▶ _Set problem 1_:
In the XiangShan ICache design document, what is the default number of prefetch MSHRs?
▶ _Set problem 2_:
According to the XiangShan ICache design document, why does the DataArray support banked storage?
▶ _Set problem 3_:
Please list every submodule named in the XiangShan ICache design document.

▶ _Source document_:
◆ ◆ ◆ ◆
XiangShan ICache Design Document

Version: V2R2
Status: OK
Date: 2025/03/07
commit：4b2c87ba1d7965f6f2b0a396be707a6e2f6fb345

Glossary of Terms

Abbreviation	Full name	Description
ICache/I$	Instruction Cache	L1 instruction cache
DCache/D$	Data Cache	L1 Data Cache
L2 Cache/L2$	Level Two Cache	L2 cache
IFU	Instruction Fetch Unit	Fetch Unit
ITLB	Instruction Translation Lookaside Buffer	Address Translation Buffer
PMP	Physical Memory Protection	Physical Memory Protection Module
PMA	Physical Memory Attribute	Physical Memory Attributes module (part of PMP)
BEU	Bus Error Unit	Bus error unit
FDIP	Fetch-directed Instruction Prefetch	Instruction fetch directs instruction prefetch
MSHR	Miss Status Holding Register	Missing state retention register
a/(g)pf	Access / (Guest) Page Fault	Access error / (Guest) page fault
v/(g)paddr	Virtual / (Guest) Physical Address	Virtual Address / (Guest) Physical Address
PBMT	Page-Based Memory Types	Page-based memory types, see the privileged manual for the Svpbmt extension.

Submodule List

Submodule	Description
MainPipe	Main Pipeline
IPrefetchPipe	Prefetch Pipeline
WayLookup	Metadata buffer queue
MetaArray	Metadata SRAM
DataArray	Data SRAM
MissUnit	Missing processing unit
Replacer	Replacement policy unit
CtrlUnit	Control unit, currently only used for error checking/error injection functionality

Design specifications

Cache instruction data
On a miss, request data from L2 via the tilelink bus
Software maintains L1 I/D Cache coherence (fence.i)
Supports cross-cacheline fetch/prefetch requests
Supports flushing (bpu redirect, backend redirect, fence.i)
Supports prefetch instruction requests
Hardware prefetching uses the FDIP prefetch algorithm.
Software prefetching via Zicbop extension prefetch.i instruction
Support configurable replacement algorithms
Supports configurable number of miss status holding registers
Supports checking address translation errors and physical memory protection errors
Supports error checking & error recovery & error injection¹.
Parity code is used by default
Error recovery by refetching from L2
Error injection control registers accessible by software via MMIO space
DataArray supports banked storage, achieving low power consumption through fine-grained storage

Parameter List

Parameters	Default Value	Description	Requirements
nSets	256	Number of SRAM sets	Power of 2
nWays	4	Number of SRAM ways
nFetchMshr	4	Number of fetch MSHRs
nPrefetchMshr	10	Number of prefetch MSHRs
nWayLookupSize	32	WayLookup depth, which can also backpressure to limit the maximum prefetch distance
DataCodeUnit	64	Check unit size, in bits, with 1 check bit per 64 bits.
ICacheDataBanks	8	Number of banks per cacheline division
ICacheDataSRAMWidth	66	Basic SRAM width of DataArray	Exceeds the sum of data and code width per bank

Functional Overview

The FTQ stores prediction blocks generated by the BPU, with fetchPtr pointing to the fetch prediction block and prefetchPtr pointing to the prefetch prediction block. Upon reset, prefetchPtr aligns with fetchPtr. Each successful fetch request increments fetchPtr, while each successful prefetch request increments prefetchPtr. For detailed information, refer to the FTQ Design Document.
◆ ◆ ◆ ◆
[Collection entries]
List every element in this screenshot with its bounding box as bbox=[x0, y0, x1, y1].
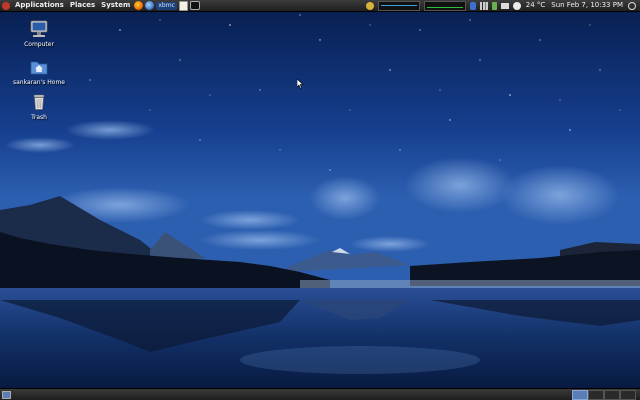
desktop-icon-trash[interactable]: Trash bbox=[9, 92, 69, 121]
mail-icon[interactable] bbox=[500, 2, 509, 9]
network-signal-icon[interactable] bbox=[479, 1, 488, 10]
shutdown-icon[interactable] bbox=[628, 1, 636, 10]
workspace-3[interactable] bbox=[604, 390, 620, 400]
bottom-panel bbox=[0, 388, 640, 400]
desktop-icon-label: Trash bbox=[31, 114, 47, 121]
weather-icon[interactable] bbox=[512, 1, 521, 10]
workspace-1[interactable] bbox=[572, 390, 588, 400]
trash-icon bbox=[29, 92, 49, 112]
workspace-4[interactable] bbox=[620, 390, 636, 400]
terminal-icon[interactable] bbox=[189, 1, 200, 10]
places-menu[interactable]: Places bbox=[67, 0, 98, 11]
panel-clock[interactable]: Sun Feb 7, 10:33 PM bbox=[551, 0, 623, 11]
distro-logo-icon[interactable] bbox=[2, 1, 10, 10]
weather-temperature[interactable]: 24 °C bbox=[526, 0, 546, 11]
desktop-icon-label: Computer bbox=[24, 41, 54, 48]
desktop-icon-home[interactable]: sankaran's Home bbox=[9, 57, 69, 86]
workspace-switcher[interactable] bbox=[572, 389, 636, 400]
desktop-icon-computer[interactable]: Computer bbox=[9, 19, 69, 48]
bluetooth-icon[interactable] bbox=[469, 1, 476, 10]
show-desktop-icon[interactable] bbox=[2, 391, 11, 399]
applications-menu[interactable]: Applications bbox=[12, 0, 67, 11]
desktop-icon-label: sankaran's Home bbox=[13, 79, 65, 86]
workspace-2[interactable] bbox=[588, 390, 604, 400]
desktop-wallpaper bbox=[0, 0, 640, 388]
mouse-pointer-icon bbox=[297, 79, 304, 89]
power-icon[interactable] bbox=[491, 1, 497, 10]
home-folder-icon bbox=[29, 57, 49, 77]
computer-icon bbox=[29, 19, 49, 39]
xbmc-launcher[interactable]: xbmc bbox=[156, 1, 177, 10]
top-panel: Applications Places System xbmc 24 °C Su… bbox=[0, 0, 640, 12]
system-monitor-network[interactable] bbox=[423, 0, 466, 11]
update-notifier-icon[interactable] bbox=[365, 1, 374, 10]
system-menu[interactable]: System bbox=[98, 0, 133, 11]
web-browser-icon[interactable] bbox=[145, 1, 155, 10]
firefox-icon[interactable] bbox=[134, 1, 144, 10]
system-monitor-cpu[interactable] bbox=[377, 0, 420, 11]
text-editor-icon[interactable] bbox=[178, 0, 188, 11]
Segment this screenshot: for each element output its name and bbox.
◆ ◆ ◆ ◆
▶ _Exercise solution 1_:
10

▶ _Exercise solution 2_:
The DataArray supports banked storage to achieve low power consumption through fine-grained storage.

▶ _Exercise solution 3_:
MainPipe, IPrefetchPipe, WayLookup, MetaArray, DataArray, MissUnit, Replacer, CtrlUnit